**EXERCISE BRIEF**
Every line of the material is to be quoted verbatim, minus the pictures.

**DATA FOR PROCESSING**
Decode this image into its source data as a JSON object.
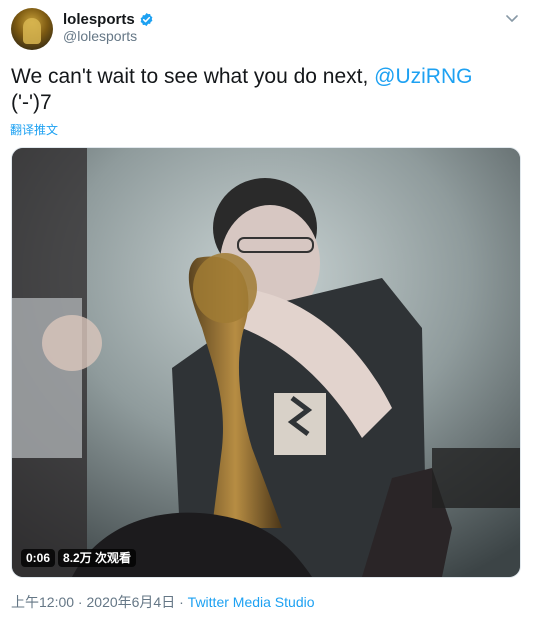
{
  "user": {
    "display_name": "lolesports",
    "handle": "@lolesports",
    "verified": true
  },
  "menu_icon": "chevron-down-icon",
  "tweet": {
    "text_part1": "We can't wait to see what you do next, ",
    "mention": "@UziRNG",
    "text_part2": "('-')7",
    "translate_label": "翻译推文"
  },
  "video": {
    "duration": "0:06",
    "views": "8.2万 次观看"
  },
  "meta": {
    "time": "上午12:00",
    "separator1": " · ",
    "date": "2020年6月4日",
    "separator2": " · ",
    "source": "Twitter Media Studio"
  },
  "colors": {
    "accent": "#1da1f2",
    "text": "#14171a",
    "muted": "#657786"
  }
}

**TASK ANSWER**
Decode this image into its source data as a JSON object.
{
  "user": {
    "display_name": "lolesports",
    "handle": "@lolesports",
    "verified": true
  },
  "menu_icon": "chevron-down-icon",
  "tweet": {
    "text_part1": "We can't wait to see what you do next, ",
    "mention": "@UziRNG",
    "text_part2": "('-')7",
    "translate_label": "翻译推文"
  },
  "video": {
    "duration": "0:06",
    "views": "8.2万 次观看"
  },
  "meta": {
    "time": "上午12:00",
    "separator1": " · ",
    "date": "2020年6月4日",
    "separator2": " · ",
    "source": "Twitter Media Studio"
  },
  "colors": {
    "accent": "#1da1f2",
    "text": "#14171a",
    "muted": "#657786"
  }
}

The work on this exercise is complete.